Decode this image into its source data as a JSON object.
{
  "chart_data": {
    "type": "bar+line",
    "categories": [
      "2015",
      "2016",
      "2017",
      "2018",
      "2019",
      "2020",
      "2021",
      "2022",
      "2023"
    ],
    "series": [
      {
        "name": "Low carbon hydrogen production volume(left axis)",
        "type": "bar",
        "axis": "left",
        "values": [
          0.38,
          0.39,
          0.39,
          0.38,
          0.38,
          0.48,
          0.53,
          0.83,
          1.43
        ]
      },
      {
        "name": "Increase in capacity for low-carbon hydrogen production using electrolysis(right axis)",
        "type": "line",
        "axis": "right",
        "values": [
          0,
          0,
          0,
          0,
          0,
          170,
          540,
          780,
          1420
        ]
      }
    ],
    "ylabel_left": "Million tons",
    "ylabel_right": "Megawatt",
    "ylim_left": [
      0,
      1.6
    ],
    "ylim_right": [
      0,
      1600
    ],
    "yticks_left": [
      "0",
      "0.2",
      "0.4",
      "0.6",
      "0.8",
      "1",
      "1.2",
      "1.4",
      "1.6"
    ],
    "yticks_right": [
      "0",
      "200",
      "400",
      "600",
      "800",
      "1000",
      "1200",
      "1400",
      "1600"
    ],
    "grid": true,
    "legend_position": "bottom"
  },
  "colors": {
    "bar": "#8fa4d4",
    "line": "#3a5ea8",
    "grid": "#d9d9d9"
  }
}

++++++

### Problem details
Write out every entry above, word for word.

### Full answer
Decode this image into its source data as a JSON object.
{
  "chart_data": {
    "type": "bar+line",
    "categories": [
      "2015",
      "2016",
      "2017",
      "2018",
      "2019",
      "2020",
      "2021",
      "2022",
      "2023"
    ],
    "series": [
      {
        "name": "Low carbon hydrogen production volume(left axis)",
        "type": "bar",
        "axis": "left",
        "values": [
          0.38,
          0.39,
          0.39,
          0.38,
          0.38,
          0.48,
          0.53,
          0.83,
          1.43
        ]
      },
      {
        "name": "Increase in capacity for low-carbon hydrogen production using electrolysis(right axis)",
        "type": "line",
        "axis": "right",
        "values": [
          0,
          0,
          0,
          0,
          0,
          170,
          540,
          780,
          1420
        ]
      }
    ],
    "ylabel_left": "Million tons",
    "ylabel_right": "Megawatt",
    "ylim_left": [
      0,
      1.6
    ],
    "ylim_right": [
      0,
      1600
    ],
    "yticks_left": [
      "0",
      "0.2",
      "0.4",
      "0.6",
      "0.8",
      "1",
      "1.2",
      "1.4",
      "1.6"
    ],
    "yticks_right": [
      "0",
      "200",
      "400",
      "600",
      "800",
      "1000",
      "1200",
      "1400",
      "1600"
    ],
    "grid": true,
    "legend_position": "bottom"
  },
  "colors": {
    "bar": "#8fa4d4",
    "line": "#3a5ea8",
    "grid": "#d9d9d9"
  }
}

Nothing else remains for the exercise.